* TASK OBJECTIVE:
Word for word, print each line of the listing below; pictures stay out.

* ENTRIES:

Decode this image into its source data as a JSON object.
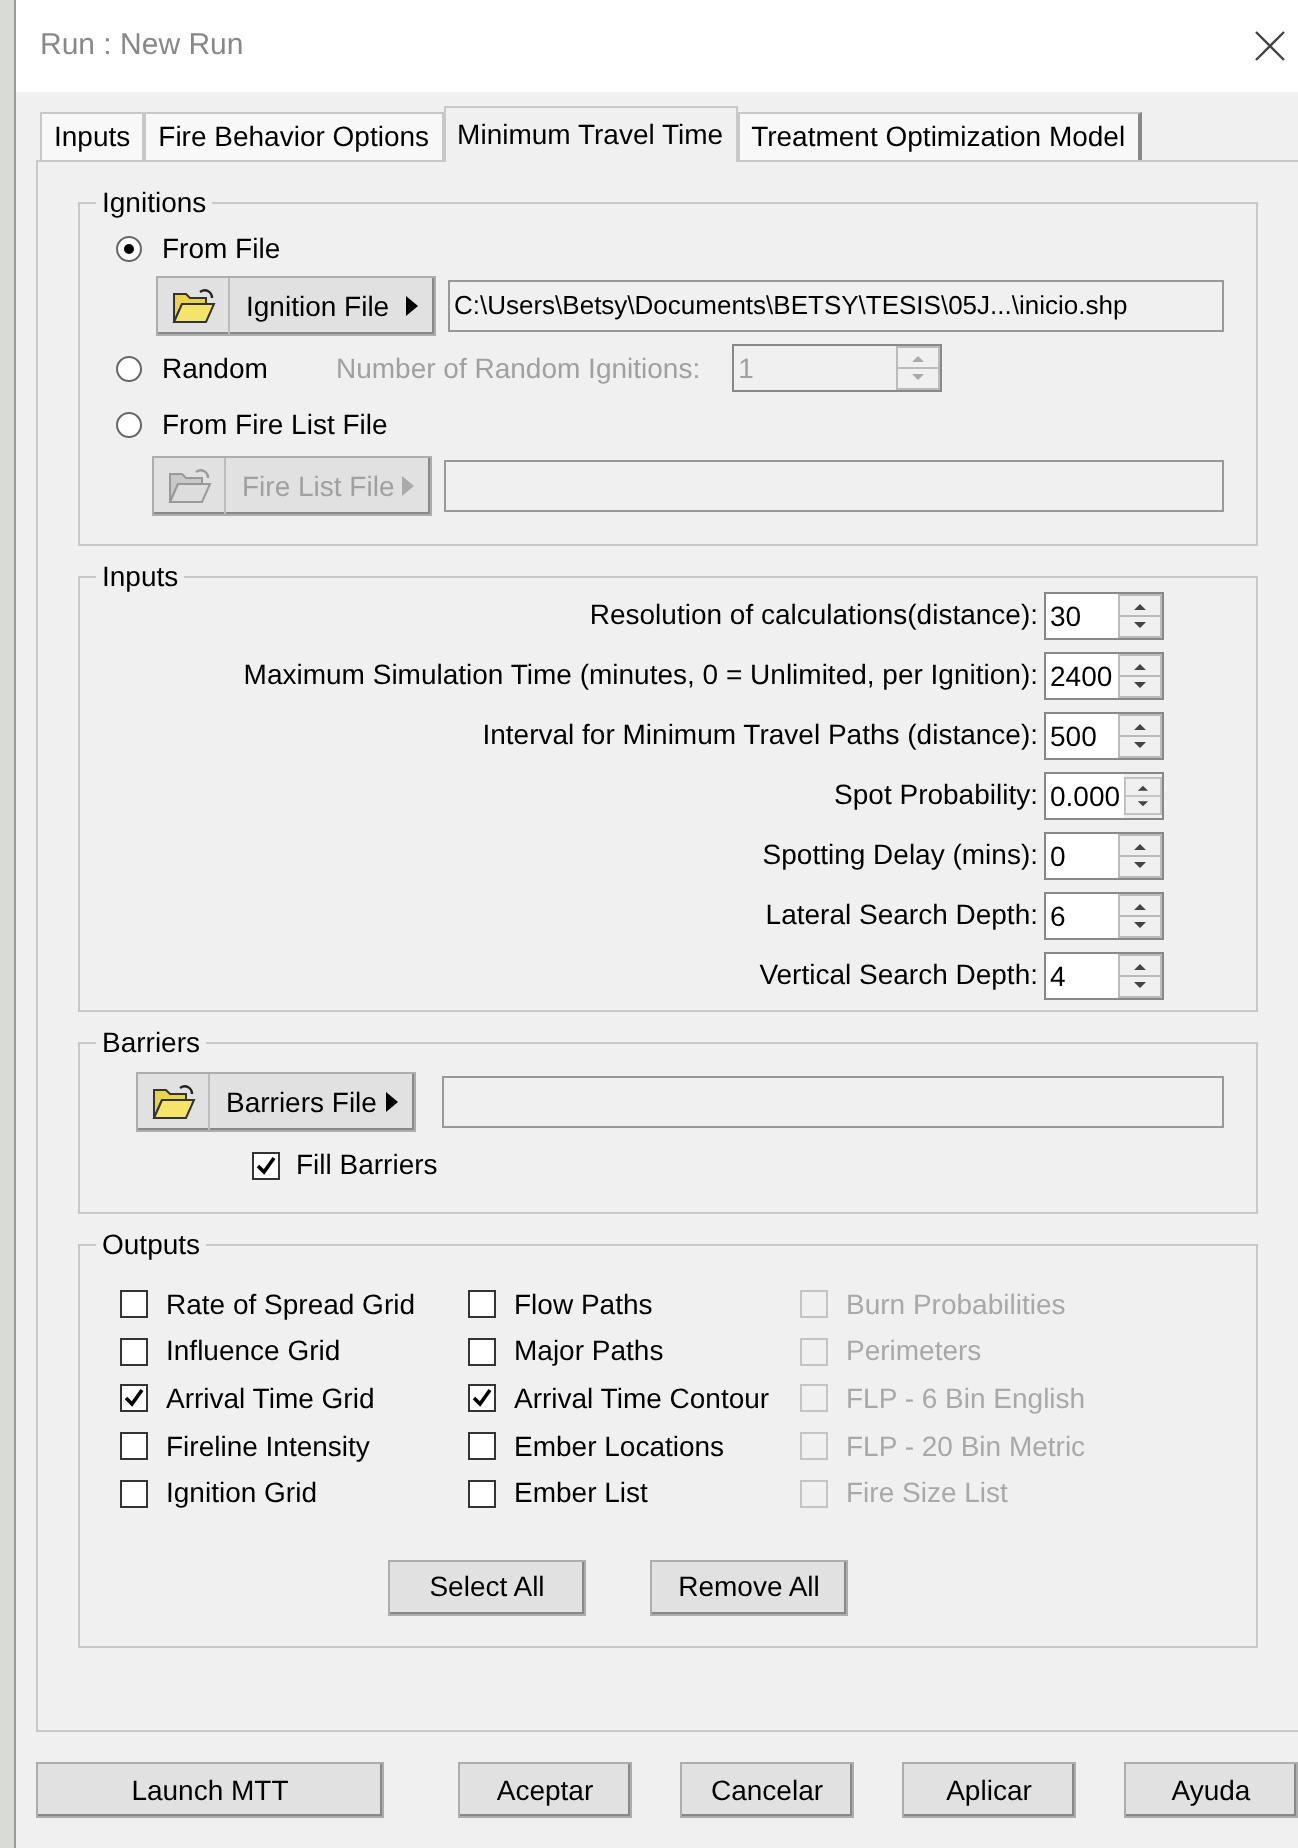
{
  "window": {
    "title": "Run : New Run"
  },
  "tabs": [
    {
      "label": "Inputs",
      "selected": false
    },
    {
      "label": "Fire Behavior Options",
      "selected": false
    },
    {
      "label": "Minimum Travel Time",
      "selected": true
    },
    {
      "label": "Treatment Optimization Model",
      "selected": false
    }
  ],
  "ignitions": {
    "title": "Ignitions",
    "options": [
      {
        "label": "From File",
        "selected": true
      },
      {
        "label": "Random",
        "selected": false
      },
      {
        "label": "From Fire List File",
        "selected": false
      }
    ],
    "ignition_file": {
      "button": "Ignition File",
      "path": "C:\\Users\\Betsy\\Documents\\BETSY\\TESIS\\05J...\\inicio.shp",
      "disabled": false
    },
    "random_count": {
      "label": "Number of Random Ignitions:",
      "value": "1",
      "disabled": true
    },
    "fire_list_file": {
      "button": "Fire List File",
      "disabled": true
    }
  },
  "inputs": {
    "title": "Inputs",
    "fields": [
      {
        "label": "Resolution of calculations(distance):",
        "value": "30"
      },
      {
        "label": "Maximum Simulation Time (minutes, 0 = Unlimited, per Ignition):",
        "value": "2400"
      },
      {
        "label": "Interval for Minimum Travel Paths (distance):",
        "value": "500"
      },
      {
        "label": "Spot Probability:",
        "value": "0.000"
      },
      {
        "label": "Spotting Delay (mins):",
        "value": "0"
      },
      {
        "label": "Lateral Search Depth:",
        "value": "6"
      },
      {
        "label": "Vertical Search Depth:",
        "value": "4"
      }
    ]
  },
  "barriers": {
    "title": "Barriers",
    "button": "Barriers File",
    "fill_barriers": {
      "label": "Fill Barriers",
      "checked": true
    }
  },
  "outputs": {
    "title": "Outputs",
    "columns": [
      [
        {
          "label": "Rate of Spread Grid",
          "checked": false,
          "disabled": false
        },
        {
          "label": "Influence Grid",
          "checked": false,
          "disabled": false
        },
        {
          "label": "Arrival Time Grid",
          "checked": true,
          "disabled": false
        },
        {
          "label": "Fireline Intensity",
          "checked": false,
          "disabled": false
        },
        {
          "label": "Ignition Grid",
          "checked": false,
          "disabled": false
        }
      ],
      [
        {
          "label": "Flow Paths",
          "checked": false,
          "disabled": false
        },
        {
          "label": "Major Paths",
          "checked": false,
          "disabled": false
        },
        {
          "label": "Arrival Time Contour",
          "checked": true,
          "disabled": false
        },
        {
          "label": "Ember Locations",
          "checked": false,
          "disabled": false
        },
        {
          "label": "Ember List",
          "checked": false,
          "disabled": false
        }
      ],
      [
        {
          "label": "Burn Probabilities",
          "checked": false,
          "disabled": true
        },
        {
          "label": "Perimeters",
          "checked": false,
          "disabled": true
        },
        {
          "label": "FLP - 6 Bin English",
          "checked": false,
          "disabled": true
        },
        {
          "label": "FLP - 20 Bin Metric",
          "checked": false,
          "disabled": true
        },
        {
          "label": "Fire Size List",
          "checked": false,
          "disabled": true
        }
      ]
    ],
    "buttons": [
      "Select All",
      "Remove All"
    ]
  },
  "footer_buttons": [
    "Launch MTT",
    "Aceptar",
    "Cancelar",
    "Aplicar",
    "Ayuda"
  ]
}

* ANSWER FOR THIS EXERCISE:
Decode this image into its source data as a JSON object.
{
  "window": {
    "title": "Run : New Run"
  },
  "tabs": [
    {
      "label": "Inputs",
      "selected": false
    },
    {
      "label": "Fire Behavior Options",
      "selected": false
    },
    {
      "label": "Minimum Travel Time",
      "selected": true
    },
    {
      "label": "Treatment Optimization Model",
      "selected": false
    }
  ],
  "ignitions": {
    "title": "Ignitions",
    "options": [
      {
        "label": "From File",
        "selected": true
      },
      {
        "label": "Random",
        "selected": false
      },
      {
        "label": "From Fire List File",
        "selected": false
      }
    ],
    "ignition_file": {
      "button": "Ignition File",
      "path": "C:\\Users\\Betsy\\Documents\\BETSY\\TESIS\\05J...\\inicio.shp",
      "disabled": false
    },
    "random_count": {
      "label": "Number of Random Ignitions:",
      "value": "1",
      "disabled": true
    },
    "fire_list_file": {
      "button": "Fire List File",
      "disabled": true
    }
  },
  "inputs": {
    "title": "Inputs",
    "fields": [
      {
        "label": "Resolution of calculations(distance):",
        "value": "30"
      },
      {
        "label": "Maximum Simulation Time (minutes, 0 = Unlimited, per Ignition):",
        "value": "2400"
      },
      {
        "label": "Interval for Minimum Travel Paths (distance):",
        "value": "500"
      },
      {
        "label": "Spot Probability:",
        "value": "0.000"
      },
      {
        "label": "Spotting Delay (mins):",
        "value": "0"
      },
      {
        "label": "Lateral Search Depth:",
        "value": "6"
      },
      {
        "label": "Vertical Search Depth:",
        "value": "4"
      }
    ]
  },
  "barriers": {
    "title": "Barriers",
    "button": "Barriers File",
    "fill_barriers": {
      "label": "Fill Barriers",
      "checked": true
    }
  },
  "outputs": {
    "title": "Outputs",
    "columns": [
      [
        {
          "label": "Rate of Spread Grid",
          "checked": false,
          "disabled": false
        },
        {
          "label": "Influence Grid",
          "checked": false,
          "disabled": false
        },
        {
          "label": "Arrival Time Grid",
          "checked": true,
          "disabled": false
        },
        {
          "label": "Fireline Intensity",
          "checked": false,
          "disabled": false
        },
        {
          "label": "Ignition Grid",
          "checked": false,
          "disabled": false
        }
      ],
      [
        {
          "label": "Flow Paths",
          "checked": false,
          "disabled": false
        },
        {
          "label": "Major Paths",
          "checked": false,
          "disabled": false
        },
        {
          "label": "Arrival Time Contour",
          "checked": true,
          "disabled": false
        },
        {
          "label": "Ember Locations",
          "checked": false,
          "disabled": false
        },
        {
          "label": "Ember List",
          "checked": false,
          "disabled": false
        }
      ],
      [
        {
          "label": "Burn Probabilities",
          "checked": false,
          "disabled": true
        },
        {
          "label": "Perimeters",
          "checked": false,
          "disabled": true
        },
        {
          "label": "FLP - 6 Bin English",
          "checked": false,
          "disabled": true
        },
        {
          "label": "FLP - 20 Bin Metric",
          "checked": false,
          "disabled": true
        },
        {
          "label": "Fire Size List",
          "checked": false,
          "disabled": true
        }
      ]
    ],
    "buttons": [
      "Select All",
      "Remove All"
    ]
  },
  "footer_buttons": [
    "Launch MTT",
    "Aceptar",
    "Cancelar",
    "Aplicar",
    "Ayuda"
  ]
}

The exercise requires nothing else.